WRITTEN TASK
Your answer should be a single number: the count of lines in the material below that hold "color".

Stored items from a collection:
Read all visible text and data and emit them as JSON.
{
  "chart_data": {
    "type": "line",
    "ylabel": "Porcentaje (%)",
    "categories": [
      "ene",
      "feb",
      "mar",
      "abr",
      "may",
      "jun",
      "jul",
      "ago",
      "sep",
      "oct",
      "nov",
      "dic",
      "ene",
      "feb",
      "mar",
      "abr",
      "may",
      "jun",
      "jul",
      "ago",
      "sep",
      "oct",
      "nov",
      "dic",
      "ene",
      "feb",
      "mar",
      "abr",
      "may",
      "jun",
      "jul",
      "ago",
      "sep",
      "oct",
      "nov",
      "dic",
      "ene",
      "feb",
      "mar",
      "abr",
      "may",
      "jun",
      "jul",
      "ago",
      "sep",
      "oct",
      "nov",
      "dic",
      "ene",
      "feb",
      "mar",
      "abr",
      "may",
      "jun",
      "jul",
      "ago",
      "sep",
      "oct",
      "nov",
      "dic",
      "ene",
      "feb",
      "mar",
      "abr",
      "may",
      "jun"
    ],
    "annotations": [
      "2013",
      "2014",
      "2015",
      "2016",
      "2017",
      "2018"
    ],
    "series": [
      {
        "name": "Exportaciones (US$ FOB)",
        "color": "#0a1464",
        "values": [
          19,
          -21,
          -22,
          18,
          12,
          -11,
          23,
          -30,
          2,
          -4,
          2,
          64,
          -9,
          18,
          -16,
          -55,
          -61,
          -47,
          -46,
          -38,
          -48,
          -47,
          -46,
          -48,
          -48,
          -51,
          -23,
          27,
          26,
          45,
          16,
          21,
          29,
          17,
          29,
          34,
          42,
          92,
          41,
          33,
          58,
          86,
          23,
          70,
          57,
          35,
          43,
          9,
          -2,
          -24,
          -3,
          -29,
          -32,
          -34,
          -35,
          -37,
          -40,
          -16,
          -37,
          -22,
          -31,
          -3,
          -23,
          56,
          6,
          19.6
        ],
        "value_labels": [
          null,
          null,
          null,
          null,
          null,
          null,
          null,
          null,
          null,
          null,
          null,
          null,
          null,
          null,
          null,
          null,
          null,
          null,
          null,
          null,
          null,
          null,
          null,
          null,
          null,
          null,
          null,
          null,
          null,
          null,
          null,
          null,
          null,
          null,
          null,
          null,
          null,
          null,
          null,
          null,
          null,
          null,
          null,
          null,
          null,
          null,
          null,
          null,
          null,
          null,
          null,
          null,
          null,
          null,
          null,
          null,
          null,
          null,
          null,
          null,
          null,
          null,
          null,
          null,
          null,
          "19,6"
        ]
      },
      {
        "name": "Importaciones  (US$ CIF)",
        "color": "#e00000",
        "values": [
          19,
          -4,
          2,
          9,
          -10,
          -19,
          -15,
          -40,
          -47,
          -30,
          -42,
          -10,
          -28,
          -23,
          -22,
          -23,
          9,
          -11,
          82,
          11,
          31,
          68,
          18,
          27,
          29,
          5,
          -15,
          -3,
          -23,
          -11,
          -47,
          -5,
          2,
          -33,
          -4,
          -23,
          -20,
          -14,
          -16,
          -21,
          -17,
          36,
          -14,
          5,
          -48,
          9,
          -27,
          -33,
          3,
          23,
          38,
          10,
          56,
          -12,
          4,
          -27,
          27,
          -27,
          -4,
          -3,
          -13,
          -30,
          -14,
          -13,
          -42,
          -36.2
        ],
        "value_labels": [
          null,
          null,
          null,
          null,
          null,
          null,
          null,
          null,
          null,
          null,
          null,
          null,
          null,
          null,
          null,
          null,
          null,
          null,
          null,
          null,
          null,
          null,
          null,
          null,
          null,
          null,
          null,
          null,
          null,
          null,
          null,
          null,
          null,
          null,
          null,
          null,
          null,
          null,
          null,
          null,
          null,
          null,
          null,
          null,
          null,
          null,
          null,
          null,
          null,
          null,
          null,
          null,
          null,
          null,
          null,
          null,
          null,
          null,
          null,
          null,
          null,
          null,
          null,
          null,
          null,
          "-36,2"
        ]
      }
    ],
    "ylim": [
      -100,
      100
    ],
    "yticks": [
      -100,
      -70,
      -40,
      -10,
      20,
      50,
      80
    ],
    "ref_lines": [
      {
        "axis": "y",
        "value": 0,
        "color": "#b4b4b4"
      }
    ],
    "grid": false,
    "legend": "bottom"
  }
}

ANSWER
3